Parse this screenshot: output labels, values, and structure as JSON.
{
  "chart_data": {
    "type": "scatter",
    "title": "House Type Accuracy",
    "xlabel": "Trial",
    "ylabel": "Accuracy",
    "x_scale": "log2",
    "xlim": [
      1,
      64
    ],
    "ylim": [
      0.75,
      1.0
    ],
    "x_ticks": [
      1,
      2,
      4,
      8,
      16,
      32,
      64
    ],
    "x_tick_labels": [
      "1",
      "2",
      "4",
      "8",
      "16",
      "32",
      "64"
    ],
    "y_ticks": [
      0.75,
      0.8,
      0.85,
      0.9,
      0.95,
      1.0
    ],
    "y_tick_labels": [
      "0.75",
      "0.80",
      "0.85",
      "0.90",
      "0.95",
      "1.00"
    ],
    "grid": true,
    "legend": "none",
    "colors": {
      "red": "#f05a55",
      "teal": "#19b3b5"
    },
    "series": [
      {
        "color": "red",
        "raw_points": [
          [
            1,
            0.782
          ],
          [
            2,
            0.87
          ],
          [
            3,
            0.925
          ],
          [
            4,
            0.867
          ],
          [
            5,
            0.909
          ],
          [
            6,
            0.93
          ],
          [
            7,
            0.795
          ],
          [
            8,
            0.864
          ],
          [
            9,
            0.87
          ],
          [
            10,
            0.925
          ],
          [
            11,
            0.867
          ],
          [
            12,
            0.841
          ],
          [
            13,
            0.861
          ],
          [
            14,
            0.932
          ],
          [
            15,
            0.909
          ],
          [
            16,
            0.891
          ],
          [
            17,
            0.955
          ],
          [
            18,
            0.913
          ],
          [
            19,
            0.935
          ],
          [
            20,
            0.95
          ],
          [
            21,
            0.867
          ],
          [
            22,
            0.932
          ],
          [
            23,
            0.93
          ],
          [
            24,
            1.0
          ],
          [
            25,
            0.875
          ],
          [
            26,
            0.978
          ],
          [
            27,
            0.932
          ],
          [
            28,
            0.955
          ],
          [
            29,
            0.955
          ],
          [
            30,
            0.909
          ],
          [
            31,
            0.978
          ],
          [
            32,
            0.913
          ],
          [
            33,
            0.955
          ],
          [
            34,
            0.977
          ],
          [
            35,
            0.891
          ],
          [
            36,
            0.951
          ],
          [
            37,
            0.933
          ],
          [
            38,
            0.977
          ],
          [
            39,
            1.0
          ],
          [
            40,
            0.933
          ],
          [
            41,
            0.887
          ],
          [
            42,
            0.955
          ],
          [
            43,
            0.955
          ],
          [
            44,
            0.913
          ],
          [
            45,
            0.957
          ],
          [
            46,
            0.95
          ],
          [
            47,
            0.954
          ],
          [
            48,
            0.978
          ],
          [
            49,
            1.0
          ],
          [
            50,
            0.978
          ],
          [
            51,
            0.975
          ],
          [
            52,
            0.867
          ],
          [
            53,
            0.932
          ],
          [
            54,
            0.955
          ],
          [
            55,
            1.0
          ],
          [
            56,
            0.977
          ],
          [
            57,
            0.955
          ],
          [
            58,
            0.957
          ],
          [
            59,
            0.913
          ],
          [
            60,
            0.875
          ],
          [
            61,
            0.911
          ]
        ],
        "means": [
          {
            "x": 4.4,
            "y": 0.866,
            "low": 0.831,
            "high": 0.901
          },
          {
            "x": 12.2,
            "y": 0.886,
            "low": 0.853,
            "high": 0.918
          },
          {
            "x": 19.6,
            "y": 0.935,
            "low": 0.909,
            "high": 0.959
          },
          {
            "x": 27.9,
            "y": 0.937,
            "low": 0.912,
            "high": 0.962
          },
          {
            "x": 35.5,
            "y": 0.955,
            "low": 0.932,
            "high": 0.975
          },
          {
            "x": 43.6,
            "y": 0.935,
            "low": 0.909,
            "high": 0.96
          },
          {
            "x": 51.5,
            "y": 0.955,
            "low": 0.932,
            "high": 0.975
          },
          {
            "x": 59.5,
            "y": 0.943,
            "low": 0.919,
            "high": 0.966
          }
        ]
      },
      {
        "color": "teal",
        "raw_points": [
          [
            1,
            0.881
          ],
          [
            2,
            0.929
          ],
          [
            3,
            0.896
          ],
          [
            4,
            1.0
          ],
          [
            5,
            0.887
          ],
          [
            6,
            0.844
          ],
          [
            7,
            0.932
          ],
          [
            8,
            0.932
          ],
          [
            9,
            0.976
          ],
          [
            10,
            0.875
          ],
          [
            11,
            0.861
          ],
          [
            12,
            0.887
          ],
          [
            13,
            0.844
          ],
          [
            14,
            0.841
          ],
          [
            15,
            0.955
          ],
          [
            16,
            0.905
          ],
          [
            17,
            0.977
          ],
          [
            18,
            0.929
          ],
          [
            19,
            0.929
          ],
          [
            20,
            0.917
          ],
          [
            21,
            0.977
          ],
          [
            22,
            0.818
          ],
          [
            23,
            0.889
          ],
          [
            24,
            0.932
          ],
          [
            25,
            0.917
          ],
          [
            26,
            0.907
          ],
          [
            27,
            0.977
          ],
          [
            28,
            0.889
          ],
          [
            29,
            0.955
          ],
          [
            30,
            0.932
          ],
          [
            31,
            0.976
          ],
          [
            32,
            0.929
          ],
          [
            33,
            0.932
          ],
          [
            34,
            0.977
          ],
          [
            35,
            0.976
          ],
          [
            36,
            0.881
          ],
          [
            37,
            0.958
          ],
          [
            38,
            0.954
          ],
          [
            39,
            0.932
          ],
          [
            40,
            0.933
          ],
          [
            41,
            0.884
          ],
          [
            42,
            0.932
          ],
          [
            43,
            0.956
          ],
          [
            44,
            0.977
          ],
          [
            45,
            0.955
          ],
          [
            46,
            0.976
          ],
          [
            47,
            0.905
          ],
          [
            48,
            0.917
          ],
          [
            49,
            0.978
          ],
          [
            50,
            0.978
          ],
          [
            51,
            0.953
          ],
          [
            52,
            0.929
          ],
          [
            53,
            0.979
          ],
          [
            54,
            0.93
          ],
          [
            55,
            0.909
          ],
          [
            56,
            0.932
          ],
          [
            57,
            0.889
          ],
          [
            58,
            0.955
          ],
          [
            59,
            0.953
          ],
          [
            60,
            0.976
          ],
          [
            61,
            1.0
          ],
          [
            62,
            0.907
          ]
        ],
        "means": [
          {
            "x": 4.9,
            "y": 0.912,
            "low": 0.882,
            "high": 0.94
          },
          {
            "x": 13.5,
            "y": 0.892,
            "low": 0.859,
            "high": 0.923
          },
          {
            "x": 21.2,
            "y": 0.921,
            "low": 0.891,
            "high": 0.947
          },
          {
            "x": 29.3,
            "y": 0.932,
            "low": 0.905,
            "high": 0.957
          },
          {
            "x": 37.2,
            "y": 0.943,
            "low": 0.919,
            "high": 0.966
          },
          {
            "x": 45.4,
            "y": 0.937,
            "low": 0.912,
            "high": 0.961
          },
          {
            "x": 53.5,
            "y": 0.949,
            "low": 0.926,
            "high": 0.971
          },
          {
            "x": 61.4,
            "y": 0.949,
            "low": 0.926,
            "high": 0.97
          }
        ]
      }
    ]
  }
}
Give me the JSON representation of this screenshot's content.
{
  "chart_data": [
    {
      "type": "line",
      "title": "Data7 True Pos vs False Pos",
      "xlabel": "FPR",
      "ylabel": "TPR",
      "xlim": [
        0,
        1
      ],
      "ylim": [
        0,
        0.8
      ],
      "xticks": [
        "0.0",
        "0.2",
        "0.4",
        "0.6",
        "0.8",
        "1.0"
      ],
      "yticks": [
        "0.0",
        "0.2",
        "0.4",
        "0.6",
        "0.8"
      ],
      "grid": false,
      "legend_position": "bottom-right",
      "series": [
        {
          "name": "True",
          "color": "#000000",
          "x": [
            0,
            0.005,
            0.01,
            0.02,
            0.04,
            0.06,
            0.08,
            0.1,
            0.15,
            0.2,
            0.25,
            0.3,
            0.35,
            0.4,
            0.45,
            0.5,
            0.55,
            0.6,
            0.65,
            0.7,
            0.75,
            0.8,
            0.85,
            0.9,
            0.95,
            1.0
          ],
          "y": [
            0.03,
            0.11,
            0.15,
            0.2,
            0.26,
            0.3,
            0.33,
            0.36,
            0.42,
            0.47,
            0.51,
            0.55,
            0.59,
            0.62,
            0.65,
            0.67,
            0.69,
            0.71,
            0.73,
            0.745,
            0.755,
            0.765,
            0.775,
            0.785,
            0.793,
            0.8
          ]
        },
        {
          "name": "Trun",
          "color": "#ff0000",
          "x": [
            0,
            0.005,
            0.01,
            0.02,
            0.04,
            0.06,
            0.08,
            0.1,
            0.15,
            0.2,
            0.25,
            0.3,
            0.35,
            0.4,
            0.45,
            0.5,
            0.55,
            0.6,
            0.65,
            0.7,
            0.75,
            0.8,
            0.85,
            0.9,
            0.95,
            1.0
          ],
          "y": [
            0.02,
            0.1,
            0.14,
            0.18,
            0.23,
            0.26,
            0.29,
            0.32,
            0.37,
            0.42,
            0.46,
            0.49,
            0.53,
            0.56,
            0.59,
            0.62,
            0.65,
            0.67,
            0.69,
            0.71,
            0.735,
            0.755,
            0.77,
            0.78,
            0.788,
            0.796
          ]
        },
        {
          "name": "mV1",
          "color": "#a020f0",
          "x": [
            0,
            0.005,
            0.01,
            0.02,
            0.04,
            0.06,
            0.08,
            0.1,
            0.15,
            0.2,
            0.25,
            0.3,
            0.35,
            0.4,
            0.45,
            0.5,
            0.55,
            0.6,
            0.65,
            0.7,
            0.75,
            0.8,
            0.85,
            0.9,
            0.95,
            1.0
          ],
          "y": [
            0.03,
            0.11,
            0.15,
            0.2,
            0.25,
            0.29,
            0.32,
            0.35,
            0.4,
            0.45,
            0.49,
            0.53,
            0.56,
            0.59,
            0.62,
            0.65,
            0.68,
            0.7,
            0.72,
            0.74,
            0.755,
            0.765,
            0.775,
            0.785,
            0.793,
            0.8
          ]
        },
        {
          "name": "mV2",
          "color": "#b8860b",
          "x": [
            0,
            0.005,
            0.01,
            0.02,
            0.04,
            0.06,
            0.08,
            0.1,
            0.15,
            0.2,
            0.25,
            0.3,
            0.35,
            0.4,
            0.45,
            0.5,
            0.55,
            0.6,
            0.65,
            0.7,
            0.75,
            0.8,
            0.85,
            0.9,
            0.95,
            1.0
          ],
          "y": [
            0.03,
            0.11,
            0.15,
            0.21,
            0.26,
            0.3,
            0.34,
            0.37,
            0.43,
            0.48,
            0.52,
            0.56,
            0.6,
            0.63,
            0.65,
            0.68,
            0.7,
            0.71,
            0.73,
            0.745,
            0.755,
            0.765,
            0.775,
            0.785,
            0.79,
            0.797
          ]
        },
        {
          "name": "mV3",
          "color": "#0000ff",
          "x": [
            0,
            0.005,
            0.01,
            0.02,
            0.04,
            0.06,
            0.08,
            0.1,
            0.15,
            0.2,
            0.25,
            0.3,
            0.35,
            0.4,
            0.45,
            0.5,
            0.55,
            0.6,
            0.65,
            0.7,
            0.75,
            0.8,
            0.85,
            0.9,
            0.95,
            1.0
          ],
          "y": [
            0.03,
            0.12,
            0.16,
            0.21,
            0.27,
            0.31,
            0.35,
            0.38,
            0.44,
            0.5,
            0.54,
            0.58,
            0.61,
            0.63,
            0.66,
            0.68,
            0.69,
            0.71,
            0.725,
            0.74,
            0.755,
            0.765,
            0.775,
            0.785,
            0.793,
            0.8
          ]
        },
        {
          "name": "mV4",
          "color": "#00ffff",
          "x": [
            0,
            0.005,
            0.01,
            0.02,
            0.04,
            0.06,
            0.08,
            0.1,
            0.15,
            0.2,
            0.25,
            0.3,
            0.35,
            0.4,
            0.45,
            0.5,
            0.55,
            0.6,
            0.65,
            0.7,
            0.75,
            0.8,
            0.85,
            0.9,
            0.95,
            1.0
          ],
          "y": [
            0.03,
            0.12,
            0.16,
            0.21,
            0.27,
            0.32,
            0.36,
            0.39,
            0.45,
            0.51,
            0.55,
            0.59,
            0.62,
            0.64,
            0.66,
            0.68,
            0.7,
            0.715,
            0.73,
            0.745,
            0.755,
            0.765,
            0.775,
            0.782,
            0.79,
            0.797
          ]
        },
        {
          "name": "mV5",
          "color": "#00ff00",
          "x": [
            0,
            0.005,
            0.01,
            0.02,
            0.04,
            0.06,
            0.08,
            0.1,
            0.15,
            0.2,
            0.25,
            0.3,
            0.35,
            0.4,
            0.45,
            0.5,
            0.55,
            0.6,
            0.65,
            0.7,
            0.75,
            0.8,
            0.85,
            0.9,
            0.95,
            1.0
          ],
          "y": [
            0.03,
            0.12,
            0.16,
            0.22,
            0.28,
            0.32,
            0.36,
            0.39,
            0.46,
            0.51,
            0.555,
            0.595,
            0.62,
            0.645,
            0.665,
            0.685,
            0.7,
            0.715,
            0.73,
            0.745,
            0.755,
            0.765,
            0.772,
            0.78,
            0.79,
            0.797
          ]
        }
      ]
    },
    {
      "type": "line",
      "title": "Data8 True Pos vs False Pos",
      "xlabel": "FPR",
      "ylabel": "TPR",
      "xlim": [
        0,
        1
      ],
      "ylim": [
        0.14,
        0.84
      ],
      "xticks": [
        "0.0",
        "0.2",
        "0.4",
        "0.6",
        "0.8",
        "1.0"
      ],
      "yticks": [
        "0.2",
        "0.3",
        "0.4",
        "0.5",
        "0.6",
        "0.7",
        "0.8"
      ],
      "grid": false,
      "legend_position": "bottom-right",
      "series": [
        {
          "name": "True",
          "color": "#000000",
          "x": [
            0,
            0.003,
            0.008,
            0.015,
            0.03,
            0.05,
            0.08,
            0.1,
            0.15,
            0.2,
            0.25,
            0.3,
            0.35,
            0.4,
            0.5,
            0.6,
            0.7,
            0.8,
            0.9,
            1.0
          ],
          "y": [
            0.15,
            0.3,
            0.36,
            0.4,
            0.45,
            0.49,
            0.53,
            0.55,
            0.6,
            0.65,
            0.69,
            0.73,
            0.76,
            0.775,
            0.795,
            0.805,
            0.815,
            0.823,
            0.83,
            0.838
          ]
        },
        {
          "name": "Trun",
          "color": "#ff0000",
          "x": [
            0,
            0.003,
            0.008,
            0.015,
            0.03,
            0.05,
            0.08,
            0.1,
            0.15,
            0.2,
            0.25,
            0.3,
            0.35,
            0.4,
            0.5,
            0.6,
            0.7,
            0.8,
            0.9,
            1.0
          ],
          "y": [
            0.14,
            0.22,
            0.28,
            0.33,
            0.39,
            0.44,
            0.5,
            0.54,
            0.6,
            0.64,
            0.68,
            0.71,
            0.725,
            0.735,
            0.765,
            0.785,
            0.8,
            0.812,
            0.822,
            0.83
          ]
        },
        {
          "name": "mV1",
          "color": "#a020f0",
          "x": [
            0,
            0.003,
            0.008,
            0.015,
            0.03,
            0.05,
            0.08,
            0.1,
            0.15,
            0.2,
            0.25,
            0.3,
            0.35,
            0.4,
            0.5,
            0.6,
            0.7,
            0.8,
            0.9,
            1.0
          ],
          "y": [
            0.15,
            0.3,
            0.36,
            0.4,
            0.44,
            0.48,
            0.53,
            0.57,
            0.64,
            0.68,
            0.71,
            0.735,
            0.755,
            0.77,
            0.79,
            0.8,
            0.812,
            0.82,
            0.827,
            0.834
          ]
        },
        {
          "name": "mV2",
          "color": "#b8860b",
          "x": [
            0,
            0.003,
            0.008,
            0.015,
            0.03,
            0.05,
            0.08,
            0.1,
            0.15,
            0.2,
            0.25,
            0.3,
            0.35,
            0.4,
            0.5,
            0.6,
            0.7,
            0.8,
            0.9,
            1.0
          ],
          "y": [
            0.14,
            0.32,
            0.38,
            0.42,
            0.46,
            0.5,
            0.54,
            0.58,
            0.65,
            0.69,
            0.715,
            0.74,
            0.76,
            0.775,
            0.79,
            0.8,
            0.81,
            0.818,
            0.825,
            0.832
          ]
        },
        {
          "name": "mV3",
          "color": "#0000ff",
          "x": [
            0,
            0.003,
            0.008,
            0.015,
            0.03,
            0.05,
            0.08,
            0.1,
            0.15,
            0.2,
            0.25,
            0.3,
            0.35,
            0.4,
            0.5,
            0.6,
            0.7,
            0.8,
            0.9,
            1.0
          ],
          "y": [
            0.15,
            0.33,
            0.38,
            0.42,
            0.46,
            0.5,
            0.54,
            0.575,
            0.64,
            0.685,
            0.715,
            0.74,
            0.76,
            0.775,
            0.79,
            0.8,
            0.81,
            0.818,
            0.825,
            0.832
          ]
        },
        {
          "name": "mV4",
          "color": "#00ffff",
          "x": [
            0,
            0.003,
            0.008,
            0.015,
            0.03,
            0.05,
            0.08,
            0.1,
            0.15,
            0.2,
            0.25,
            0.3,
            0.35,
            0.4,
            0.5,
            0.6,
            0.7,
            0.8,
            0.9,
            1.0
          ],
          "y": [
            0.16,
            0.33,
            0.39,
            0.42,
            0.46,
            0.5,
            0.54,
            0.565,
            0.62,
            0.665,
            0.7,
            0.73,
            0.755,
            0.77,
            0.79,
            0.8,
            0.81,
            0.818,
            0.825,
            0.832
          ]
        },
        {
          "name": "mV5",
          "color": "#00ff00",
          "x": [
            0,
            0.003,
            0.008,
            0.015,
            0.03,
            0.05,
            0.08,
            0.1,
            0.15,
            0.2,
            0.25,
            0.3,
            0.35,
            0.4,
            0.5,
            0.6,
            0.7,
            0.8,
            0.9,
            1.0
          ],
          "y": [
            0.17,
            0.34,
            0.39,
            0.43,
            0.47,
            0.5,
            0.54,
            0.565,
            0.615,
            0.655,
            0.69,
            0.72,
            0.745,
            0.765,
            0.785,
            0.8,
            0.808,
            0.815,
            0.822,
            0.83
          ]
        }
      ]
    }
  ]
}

▬▬▬

* _PROBLEM_
List every line above containing the word "screenshot".

* _RESULT FOR THIS EXERCISE_
Parse this screenshot: output labels, values, and structure as JSON.
Give me the JSON representation of this screenshot's content.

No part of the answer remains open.